[start]

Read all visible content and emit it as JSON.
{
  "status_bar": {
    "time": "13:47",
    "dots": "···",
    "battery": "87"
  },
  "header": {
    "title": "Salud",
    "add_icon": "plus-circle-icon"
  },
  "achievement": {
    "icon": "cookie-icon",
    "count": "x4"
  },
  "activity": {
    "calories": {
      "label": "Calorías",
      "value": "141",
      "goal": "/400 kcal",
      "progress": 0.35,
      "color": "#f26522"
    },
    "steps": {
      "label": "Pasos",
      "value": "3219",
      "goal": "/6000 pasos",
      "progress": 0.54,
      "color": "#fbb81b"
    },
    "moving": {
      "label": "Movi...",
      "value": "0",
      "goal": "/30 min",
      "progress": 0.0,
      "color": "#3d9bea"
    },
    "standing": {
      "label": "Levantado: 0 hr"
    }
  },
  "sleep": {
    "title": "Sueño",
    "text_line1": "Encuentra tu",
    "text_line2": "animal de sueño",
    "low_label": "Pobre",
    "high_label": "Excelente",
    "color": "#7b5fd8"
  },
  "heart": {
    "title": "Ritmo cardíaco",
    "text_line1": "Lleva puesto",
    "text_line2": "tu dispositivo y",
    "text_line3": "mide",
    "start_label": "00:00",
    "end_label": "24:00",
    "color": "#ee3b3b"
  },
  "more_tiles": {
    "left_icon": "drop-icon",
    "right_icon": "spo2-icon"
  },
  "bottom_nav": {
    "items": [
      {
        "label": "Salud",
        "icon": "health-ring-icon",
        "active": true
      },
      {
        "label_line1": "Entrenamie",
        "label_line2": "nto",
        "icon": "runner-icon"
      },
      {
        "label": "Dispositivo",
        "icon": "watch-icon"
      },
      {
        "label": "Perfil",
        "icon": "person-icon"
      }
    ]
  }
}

[end]

Exercise: Go through the records above and retype each one exactly.

Result:
Read all visible content and emit it as JSON.
{
  "status_bar": {
    "time": "13:47",
    "dots": "···",
    "battery": "87"
  },
  "header": {
    "title": "Salud",
    "add_icon": "plus-circle-icon"
  },
  "achievement": {
    "icon": "cookie-icon",
    "count": "x4"
  },
  "activity": {
    "calories": {
      "label": "Calorías",
      "value": "141",
      "goal": "/400 kcal",
      "progress": 0.35,
      "color": "#f26522"
    },
    "steps": {
      "label": "Pasos",
      "value": "3219",
      "goal": "/6000 pasos",
      "progress": 0.54,
      "color": "#fbb81b"
    },
    "moving": {
      "label": "Movi...",
      "value": "0",
      "goal": "/30 min",
      "progress": 0.0,
      "color": "#3d9bea"
    },
    "standing": {
      "label": "Levantado: 0 hr"
    }
  },
  "sleep": {
    "title": "Sueño",
    "text_line1": "Encuentra tu",
    "text_line2": "animal de sueño",
    "low_label": "Pobre",
    "high_label": "Excelente",
    "color": "#7b5fd8"
  },
  "heart": {
    "title": "Ritmo cardíaco",
    "text_line1": "Lleva puesto",
    "text_line2": "tu dispositivo y",
    "text_line3": "mide",
    "start_label": "00:00",
    "end_label": "24:00",
    "color": "#ee3b3b"
  },
  "more_tiles": {
    "left_icon": "drop-icon",
    "right_icon": "spo2-icon"
  },
  "bottom_nav": {
    "items": [
      {
        "label": "Salud",
        "icon": "health-ring-icon",
        "active": true
      },
      {
        "label_line1": "Entrenamie",
        "label_line2": "nto",
        "icon": "runner-icon"
      },
      {
        "label": "Dispositivo",
        "icon": "watch-icon"
      },
      {
        "label": "Perfil",
        "icon": "person-icon"
      }
    ]
  }
}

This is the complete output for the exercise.